▶ Your goal: Gather up the lines that contain "screenshot".

━━━━━ Exercise material

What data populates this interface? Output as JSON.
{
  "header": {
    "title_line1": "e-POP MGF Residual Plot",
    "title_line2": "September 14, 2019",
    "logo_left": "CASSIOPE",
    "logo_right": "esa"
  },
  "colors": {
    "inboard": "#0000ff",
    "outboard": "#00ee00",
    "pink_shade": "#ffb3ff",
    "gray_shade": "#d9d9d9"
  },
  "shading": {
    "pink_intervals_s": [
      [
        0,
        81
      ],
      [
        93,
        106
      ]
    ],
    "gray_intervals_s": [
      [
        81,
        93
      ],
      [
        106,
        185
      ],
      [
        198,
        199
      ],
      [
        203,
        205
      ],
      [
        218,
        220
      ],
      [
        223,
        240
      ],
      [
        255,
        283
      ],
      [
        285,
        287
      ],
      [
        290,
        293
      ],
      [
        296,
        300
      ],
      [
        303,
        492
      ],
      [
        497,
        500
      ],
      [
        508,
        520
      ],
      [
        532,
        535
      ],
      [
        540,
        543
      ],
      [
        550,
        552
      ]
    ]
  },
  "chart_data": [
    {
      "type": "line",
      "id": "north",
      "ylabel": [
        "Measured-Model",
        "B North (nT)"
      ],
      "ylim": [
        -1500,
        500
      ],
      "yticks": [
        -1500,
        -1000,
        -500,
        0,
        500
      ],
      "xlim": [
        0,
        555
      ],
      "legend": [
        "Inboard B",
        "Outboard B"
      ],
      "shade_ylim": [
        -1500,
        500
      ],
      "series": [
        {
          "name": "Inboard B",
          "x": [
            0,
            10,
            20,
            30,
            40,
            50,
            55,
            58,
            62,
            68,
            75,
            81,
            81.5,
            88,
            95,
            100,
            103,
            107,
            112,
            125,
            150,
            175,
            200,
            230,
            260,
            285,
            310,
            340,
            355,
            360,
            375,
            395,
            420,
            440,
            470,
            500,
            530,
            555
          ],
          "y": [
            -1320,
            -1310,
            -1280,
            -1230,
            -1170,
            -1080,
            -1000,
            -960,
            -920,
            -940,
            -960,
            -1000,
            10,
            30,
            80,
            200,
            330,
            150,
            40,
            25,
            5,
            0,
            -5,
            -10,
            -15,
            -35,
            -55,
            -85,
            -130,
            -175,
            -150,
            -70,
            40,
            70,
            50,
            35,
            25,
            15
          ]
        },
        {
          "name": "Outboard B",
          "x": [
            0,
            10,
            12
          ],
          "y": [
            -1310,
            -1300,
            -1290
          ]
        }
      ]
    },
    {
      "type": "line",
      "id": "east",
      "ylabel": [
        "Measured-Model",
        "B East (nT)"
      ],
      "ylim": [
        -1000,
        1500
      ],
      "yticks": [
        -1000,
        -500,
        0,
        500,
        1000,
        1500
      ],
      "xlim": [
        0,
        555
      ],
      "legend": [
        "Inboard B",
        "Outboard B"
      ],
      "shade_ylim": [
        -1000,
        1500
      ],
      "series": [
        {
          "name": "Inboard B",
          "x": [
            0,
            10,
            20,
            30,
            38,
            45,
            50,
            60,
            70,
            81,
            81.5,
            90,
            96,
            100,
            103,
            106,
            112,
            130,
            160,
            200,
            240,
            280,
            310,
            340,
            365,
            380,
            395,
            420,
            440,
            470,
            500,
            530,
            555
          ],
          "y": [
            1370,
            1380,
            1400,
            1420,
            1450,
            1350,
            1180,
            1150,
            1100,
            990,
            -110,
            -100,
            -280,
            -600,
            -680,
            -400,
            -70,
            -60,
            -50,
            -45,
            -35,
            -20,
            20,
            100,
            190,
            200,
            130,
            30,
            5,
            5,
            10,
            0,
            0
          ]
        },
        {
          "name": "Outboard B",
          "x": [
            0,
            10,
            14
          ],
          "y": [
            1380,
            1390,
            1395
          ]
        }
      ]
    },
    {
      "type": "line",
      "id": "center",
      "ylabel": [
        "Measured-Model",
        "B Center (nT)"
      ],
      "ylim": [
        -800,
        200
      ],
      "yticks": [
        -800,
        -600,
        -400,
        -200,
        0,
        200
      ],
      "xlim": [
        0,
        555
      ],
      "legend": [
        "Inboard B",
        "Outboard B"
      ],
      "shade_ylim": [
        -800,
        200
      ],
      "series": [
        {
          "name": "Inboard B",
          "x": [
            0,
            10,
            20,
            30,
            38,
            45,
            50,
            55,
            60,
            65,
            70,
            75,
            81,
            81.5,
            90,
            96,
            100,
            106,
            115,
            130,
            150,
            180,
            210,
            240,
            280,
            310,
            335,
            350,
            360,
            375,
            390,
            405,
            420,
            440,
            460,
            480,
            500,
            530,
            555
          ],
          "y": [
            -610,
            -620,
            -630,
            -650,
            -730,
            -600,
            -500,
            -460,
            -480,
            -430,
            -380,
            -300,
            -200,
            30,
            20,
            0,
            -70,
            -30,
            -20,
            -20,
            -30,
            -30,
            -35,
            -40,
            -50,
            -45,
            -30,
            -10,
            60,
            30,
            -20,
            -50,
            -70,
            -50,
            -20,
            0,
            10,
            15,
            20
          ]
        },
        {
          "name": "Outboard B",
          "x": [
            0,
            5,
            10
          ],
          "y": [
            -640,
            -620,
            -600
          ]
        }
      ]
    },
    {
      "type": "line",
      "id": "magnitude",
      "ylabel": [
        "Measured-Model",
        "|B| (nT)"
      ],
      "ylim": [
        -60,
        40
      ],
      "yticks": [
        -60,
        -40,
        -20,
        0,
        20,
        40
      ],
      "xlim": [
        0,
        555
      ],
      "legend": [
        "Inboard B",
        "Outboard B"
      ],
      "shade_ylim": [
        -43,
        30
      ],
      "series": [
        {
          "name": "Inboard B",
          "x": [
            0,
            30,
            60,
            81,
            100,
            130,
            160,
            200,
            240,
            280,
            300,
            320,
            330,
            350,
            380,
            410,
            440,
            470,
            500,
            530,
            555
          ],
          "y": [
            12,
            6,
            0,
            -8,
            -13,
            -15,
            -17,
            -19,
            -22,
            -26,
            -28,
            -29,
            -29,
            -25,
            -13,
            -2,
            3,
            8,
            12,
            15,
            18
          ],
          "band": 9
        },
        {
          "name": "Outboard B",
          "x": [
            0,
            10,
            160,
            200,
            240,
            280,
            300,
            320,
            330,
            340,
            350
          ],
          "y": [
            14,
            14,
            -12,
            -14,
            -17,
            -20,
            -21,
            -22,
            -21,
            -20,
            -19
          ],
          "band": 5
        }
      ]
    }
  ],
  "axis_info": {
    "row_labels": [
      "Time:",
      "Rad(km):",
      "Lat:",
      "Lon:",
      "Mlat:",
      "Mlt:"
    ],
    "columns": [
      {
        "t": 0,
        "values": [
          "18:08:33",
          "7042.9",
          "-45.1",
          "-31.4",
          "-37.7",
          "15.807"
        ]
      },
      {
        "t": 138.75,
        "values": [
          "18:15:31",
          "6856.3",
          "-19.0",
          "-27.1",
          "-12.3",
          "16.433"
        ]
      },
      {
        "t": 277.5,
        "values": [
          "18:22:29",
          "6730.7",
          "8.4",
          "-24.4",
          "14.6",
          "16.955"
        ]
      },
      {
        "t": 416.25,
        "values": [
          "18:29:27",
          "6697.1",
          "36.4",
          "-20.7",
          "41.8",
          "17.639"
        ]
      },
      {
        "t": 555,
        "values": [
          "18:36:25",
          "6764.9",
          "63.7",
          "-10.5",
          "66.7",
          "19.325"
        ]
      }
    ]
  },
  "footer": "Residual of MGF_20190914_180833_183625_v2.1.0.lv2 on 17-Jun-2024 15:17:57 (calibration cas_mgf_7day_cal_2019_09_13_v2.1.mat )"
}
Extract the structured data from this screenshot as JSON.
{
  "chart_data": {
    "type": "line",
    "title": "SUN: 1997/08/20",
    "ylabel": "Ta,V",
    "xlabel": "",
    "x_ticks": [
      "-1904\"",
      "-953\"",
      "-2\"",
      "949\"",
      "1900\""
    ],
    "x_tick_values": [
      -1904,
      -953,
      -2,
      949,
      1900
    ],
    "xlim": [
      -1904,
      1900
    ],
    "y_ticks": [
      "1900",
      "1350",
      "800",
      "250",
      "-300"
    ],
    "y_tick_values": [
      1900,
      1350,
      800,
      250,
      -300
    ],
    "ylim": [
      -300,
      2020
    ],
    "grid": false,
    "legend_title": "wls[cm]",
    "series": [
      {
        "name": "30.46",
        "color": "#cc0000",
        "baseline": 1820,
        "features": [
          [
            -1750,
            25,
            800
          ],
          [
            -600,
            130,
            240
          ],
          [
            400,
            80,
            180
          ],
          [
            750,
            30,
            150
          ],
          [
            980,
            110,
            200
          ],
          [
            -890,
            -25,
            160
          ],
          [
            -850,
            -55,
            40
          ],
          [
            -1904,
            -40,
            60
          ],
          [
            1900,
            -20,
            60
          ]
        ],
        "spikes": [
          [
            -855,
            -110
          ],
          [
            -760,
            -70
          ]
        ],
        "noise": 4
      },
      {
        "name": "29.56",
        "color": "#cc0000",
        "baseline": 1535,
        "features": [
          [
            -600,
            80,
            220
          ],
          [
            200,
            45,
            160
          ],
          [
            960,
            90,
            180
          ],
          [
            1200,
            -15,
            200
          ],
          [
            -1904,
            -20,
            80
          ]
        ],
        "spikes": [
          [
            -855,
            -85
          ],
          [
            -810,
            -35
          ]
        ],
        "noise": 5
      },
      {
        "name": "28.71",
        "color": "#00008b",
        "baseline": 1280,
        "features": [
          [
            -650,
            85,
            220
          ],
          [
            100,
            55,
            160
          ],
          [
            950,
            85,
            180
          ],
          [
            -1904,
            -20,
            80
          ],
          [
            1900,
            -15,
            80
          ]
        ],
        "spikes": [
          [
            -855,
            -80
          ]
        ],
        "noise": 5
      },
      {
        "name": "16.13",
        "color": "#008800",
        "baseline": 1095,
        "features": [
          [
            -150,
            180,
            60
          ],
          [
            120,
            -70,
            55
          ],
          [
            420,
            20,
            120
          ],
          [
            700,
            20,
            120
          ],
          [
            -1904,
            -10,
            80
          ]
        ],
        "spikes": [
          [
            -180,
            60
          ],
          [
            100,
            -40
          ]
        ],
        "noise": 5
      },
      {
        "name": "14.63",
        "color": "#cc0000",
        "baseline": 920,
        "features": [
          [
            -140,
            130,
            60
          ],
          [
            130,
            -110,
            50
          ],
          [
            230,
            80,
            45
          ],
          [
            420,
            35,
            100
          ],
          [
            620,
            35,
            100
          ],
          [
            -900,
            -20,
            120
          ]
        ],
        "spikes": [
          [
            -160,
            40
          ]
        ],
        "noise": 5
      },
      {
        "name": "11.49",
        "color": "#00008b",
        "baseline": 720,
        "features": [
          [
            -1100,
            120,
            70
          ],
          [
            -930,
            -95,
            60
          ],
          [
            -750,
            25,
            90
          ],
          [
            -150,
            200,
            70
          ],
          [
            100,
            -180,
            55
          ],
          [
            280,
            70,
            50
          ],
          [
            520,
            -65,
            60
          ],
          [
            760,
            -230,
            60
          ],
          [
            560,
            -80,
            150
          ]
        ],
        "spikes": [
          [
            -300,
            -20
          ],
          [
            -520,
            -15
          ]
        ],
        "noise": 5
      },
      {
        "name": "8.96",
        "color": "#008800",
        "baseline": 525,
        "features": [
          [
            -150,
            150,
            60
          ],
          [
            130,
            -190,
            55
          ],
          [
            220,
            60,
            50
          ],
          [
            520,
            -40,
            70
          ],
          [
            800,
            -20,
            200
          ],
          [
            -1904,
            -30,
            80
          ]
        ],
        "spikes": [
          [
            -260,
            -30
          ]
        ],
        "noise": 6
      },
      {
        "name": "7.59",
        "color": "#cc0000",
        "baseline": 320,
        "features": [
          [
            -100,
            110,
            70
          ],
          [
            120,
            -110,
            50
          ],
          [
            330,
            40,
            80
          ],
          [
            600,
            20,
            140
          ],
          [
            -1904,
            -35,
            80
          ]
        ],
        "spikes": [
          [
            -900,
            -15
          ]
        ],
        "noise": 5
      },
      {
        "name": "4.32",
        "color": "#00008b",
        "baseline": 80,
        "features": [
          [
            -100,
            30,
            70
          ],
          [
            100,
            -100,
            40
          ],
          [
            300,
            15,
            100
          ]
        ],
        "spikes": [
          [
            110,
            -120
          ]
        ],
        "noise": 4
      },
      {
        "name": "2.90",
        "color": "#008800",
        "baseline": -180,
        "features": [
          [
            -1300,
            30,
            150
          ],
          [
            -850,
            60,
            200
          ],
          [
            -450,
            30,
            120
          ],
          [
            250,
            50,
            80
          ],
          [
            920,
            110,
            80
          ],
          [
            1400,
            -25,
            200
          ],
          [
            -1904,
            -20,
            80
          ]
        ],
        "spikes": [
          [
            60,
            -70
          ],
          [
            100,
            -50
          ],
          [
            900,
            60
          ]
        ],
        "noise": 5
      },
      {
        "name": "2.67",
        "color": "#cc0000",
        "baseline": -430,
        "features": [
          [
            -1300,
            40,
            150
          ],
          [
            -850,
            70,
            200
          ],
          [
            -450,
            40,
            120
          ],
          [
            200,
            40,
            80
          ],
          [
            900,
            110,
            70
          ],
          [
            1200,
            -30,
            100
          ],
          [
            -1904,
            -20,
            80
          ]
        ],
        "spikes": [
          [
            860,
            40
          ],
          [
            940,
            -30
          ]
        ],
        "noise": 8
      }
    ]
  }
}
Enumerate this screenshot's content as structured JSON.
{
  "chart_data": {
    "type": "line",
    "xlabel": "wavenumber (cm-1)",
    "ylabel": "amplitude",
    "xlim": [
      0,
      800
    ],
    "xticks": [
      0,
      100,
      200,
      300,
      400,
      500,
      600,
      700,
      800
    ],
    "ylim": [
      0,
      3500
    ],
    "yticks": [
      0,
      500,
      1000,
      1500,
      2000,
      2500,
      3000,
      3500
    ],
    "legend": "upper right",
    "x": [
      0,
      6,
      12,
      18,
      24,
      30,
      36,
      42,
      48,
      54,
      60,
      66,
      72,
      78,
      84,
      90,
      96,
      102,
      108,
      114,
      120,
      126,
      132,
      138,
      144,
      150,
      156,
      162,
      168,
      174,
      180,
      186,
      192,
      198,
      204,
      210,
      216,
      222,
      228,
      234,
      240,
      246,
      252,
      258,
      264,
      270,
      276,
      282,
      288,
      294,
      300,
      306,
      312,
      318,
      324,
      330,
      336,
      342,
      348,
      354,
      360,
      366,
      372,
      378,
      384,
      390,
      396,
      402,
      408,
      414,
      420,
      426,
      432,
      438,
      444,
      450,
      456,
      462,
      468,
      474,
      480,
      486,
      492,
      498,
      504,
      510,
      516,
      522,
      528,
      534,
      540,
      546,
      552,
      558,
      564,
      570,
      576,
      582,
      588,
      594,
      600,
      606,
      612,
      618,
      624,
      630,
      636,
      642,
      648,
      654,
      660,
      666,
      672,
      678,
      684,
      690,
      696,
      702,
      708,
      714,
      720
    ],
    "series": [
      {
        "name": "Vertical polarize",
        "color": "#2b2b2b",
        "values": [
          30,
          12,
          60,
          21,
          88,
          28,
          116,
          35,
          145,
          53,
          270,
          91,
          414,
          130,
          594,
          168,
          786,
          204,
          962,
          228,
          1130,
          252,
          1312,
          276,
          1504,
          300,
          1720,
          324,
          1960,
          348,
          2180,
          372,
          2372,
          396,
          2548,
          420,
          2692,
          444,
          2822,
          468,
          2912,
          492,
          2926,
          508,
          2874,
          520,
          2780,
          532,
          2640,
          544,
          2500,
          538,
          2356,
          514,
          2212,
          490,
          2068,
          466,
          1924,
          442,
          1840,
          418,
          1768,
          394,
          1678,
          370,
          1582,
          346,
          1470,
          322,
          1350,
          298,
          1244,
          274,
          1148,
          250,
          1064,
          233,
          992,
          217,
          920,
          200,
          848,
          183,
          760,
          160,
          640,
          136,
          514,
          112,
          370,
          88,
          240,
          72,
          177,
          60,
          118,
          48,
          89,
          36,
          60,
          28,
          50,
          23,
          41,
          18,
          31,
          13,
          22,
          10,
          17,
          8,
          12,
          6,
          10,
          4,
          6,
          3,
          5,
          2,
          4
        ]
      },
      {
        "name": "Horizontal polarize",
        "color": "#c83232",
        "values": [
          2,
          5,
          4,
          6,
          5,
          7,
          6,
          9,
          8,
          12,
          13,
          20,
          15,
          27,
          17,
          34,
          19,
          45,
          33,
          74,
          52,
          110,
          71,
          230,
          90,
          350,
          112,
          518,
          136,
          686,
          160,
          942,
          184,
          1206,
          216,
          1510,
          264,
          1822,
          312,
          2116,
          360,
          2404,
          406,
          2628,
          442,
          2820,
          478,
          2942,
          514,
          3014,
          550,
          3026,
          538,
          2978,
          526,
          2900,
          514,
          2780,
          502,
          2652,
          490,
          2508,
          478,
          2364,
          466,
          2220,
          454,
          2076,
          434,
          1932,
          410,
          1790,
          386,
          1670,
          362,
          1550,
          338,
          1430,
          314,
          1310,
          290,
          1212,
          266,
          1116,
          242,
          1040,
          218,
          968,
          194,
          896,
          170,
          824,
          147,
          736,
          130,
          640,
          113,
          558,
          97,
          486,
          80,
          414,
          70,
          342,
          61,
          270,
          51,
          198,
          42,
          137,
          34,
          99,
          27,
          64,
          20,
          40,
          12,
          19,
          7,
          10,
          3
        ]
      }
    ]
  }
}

━━━━━━━━━━

▶ Written answer:
Extract the structured data from this screenshot as JSON.
Enumerate this screenshot's content as structured JSON.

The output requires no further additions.